__Instruction__
Read the lines that follow and tally those with the word "icon"; give the number and nothing else.

__Entries provided__
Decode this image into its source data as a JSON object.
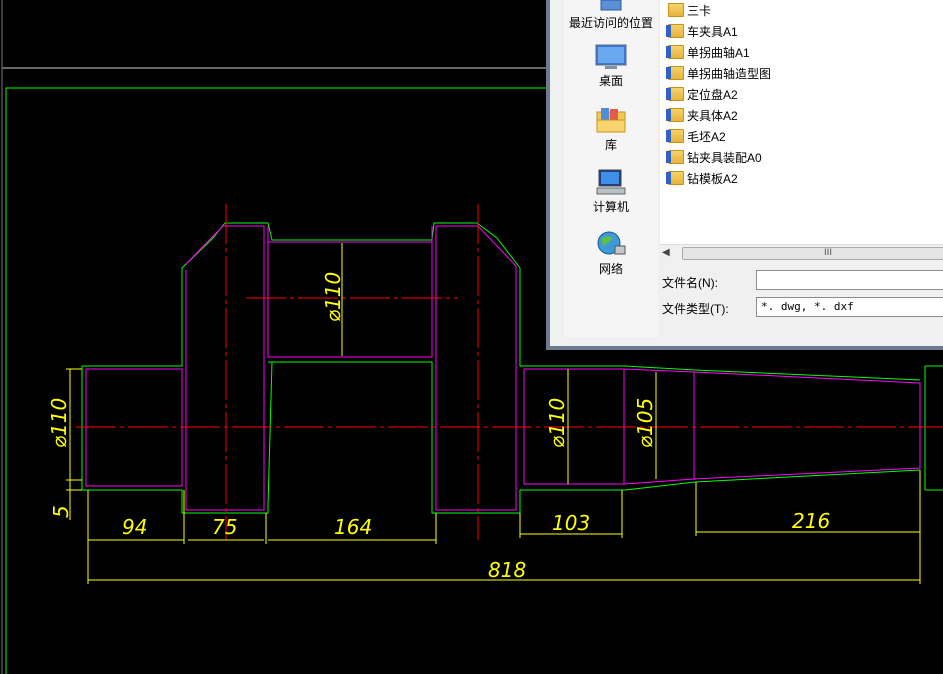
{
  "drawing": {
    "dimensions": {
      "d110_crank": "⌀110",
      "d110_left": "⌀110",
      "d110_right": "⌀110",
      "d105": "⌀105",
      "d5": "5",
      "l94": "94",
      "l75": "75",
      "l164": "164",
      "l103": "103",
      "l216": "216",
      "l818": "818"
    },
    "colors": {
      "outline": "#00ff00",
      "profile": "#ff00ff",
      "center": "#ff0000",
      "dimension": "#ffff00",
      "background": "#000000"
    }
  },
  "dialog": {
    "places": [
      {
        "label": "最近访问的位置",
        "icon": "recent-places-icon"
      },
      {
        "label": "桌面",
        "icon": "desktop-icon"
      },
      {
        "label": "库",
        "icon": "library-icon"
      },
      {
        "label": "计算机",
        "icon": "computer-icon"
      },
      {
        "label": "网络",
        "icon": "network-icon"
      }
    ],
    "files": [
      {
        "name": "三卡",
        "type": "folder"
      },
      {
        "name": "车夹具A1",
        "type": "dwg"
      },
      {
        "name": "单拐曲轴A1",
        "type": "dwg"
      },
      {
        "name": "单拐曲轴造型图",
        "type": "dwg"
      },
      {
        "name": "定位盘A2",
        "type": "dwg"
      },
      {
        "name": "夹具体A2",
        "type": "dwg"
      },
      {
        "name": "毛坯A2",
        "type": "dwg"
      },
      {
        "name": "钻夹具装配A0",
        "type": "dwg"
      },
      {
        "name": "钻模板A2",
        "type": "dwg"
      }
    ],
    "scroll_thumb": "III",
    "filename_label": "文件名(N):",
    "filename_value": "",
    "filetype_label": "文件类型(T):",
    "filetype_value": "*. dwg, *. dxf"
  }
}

...

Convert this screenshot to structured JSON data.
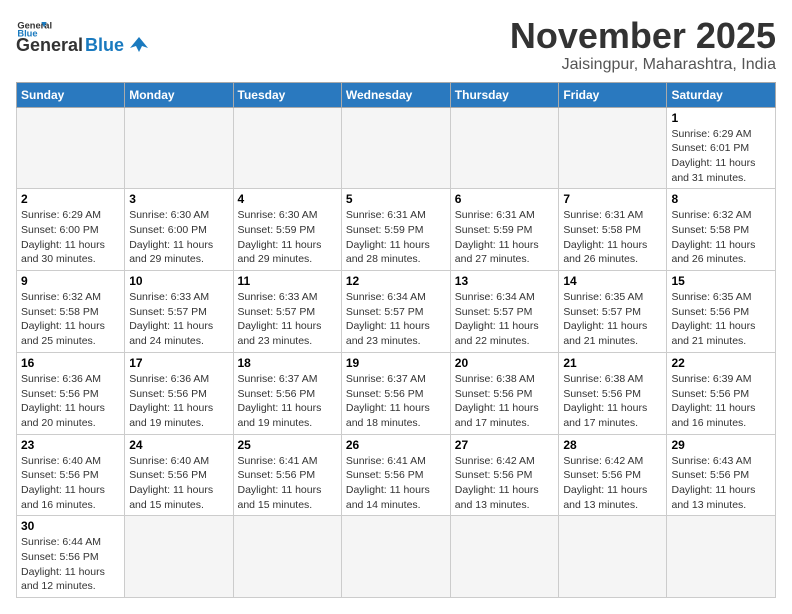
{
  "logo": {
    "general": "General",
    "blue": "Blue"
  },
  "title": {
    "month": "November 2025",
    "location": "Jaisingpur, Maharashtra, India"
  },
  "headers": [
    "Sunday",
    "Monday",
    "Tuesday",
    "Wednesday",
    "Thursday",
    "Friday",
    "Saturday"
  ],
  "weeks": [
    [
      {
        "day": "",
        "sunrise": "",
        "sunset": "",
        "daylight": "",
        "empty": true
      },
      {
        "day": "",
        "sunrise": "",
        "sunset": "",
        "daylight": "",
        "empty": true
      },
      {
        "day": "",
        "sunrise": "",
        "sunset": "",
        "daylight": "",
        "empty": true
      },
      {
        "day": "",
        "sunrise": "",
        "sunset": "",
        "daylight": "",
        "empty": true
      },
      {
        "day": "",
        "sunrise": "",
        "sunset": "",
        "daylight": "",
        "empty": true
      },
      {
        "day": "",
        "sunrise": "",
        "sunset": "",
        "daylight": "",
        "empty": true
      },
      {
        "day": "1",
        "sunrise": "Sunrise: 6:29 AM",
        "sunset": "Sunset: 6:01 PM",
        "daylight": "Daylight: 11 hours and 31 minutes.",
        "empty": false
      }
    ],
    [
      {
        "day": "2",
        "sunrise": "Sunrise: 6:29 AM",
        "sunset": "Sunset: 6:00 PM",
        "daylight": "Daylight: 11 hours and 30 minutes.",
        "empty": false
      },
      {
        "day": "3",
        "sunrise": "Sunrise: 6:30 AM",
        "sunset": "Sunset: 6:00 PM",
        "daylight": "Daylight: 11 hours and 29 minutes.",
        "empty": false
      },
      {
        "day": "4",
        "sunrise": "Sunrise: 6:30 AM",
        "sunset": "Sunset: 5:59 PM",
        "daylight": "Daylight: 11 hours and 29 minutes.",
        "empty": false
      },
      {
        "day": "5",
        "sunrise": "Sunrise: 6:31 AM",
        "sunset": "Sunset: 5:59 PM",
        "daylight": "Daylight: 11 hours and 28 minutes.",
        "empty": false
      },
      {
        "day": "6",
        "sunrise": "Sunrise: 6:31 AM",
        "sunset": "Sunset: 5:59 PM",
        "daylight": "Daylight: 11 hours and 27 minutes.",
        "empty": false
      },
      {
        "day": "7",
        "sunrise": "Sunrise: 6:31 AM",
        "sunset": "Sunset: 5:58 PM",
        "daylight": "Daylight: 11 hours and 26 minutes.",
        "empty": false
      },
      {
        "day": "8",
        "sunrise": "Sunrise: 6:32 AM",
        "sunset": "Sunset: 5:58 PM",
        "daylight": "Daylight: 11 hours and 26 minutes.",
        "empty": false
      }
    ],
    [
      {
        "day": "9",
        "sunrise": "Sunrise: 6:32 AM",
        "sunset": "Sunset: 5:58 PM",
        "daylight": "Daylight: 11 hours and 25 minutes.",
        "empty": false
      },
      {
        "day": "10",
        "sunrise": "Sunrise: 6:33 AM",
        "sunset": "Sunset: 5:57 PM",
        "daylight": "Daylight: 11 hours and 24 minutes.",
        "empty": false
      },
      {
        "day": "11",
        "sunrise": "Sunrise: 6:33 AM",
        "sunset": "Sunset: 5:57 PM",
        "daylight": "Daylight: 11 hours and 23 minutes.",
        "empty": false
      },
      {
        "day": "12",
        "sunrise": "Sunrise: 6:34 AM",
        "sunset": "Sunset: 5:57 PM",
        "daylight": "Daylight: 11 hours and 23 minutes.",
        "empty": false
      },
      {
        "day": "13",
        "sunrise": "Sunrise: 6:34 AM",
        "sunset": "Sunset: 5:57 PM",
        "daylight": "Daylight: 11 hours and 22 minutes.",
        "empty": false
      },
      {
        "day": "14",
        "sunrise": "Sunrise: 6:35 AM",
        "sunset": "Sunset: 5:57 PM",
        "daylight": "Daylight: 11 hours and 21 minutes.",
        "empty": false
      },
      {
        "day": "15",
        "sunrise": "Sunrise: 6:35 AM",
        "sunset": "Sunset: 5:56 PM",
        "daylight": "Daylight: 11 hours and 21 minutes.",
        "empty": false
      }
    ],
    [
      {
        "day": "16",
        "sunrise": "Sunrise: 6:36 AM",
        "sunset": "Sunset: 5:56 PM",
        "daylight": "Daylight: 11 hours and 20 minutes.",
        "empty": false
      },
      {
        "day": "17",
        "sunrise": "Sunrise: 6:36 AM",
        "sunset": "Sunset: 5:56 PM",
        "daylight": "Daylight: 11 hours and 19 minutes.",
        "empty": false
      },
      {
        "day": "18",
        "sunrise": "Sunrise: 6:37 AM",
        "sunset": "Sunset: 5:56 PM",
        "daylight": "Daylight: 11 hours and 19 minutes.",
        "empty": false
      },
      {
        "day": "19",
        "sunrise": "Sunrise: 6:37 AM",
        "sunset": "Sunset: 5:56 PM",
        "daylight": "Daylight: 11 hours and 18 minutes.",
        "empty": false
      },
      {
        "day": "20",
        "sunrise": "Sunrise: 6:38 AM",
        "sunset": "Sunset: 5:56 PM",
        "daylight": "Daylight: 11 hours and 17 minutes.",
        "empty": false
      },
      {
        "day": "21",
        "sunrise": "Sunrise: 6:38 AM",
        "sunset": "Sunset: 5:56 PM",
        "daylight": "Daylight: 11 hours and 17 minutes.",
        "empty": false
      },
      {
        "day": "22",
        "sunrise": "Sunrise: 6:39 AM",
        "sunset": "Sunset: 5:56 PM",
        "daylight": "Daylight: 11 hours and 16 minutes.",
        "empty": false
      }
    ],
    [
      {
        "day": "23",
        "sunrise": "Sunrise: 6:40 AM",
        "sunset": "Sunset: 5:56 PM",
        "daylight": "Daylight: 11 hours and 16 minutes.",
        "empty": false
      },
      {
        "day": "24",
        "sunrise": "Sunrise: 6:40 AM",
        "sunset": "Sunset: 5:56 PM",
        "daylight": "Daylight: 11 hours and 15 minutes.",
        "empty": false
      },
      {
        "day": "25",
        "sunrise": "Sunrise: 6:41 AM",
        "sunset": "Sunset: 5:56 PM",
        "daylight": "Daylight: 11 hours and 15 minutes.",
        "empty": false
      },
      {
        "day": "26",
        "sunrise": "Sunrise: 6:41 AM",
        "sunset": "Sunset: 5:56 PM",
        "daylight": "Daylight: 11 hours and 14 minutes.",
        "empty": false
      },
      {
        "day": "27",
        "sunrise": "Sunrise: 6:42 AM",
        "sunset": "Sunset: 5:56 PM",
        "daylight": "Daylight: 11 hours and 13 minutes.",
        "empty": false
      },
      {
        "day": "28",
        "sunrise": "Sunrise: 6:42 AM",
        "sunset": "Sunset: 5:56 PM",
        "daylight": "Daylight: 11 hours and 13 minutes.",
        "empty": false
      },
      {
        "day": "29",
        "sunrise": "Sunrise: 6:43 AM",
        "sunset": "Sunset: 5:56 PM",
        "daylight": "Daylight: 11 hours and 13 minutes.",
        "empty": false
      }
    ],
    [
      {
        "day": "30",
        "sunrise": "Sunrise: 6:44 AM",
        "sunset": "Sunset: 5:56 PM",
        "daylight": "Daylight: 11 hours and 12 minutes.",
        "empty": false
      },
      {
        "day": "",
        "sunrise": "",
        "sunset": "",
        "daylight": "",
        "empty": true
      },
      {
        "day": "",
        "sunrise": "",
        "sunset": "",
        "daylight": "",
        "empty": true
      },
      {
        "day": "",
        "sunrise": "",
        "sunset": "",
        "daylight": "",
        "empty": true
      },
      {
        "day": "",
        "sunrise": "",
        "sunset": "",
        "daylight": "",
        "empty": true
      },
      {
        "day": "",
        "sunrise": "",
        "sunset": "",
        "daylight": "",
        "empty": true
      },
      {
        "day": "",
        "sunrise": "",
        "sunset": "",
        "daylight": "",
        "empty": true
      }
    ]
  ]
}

* * *

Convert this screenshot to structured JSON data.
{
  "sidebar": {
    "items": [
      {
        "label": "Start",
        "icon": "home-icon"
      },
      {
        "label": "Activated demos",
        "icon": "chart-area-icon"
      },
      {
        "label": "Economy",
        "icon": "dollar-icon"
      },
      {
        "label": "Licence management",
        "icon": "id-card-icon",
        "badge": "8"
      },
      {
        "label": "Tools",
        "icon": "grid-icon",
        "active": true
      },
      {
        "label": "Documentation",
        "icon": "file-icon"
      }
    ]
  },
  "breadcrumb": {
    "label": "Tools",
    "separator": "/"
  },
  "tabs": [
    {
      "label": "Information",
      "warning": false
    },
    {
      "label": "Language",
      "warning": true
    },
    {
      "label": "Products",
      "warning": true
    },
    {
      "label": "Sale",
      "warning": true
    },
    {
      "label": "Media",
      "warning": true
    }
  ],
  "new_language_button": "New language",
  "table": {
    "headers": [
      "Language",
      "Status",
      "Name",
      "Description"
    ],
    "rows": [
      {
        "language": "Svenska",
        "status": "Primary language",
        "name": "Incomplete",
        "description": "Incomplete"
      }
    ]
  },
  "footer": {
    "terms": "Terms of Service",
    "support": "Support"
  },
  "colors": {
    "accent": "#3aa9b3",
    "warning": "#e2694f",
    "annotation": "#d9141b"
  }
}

__Complete response__
11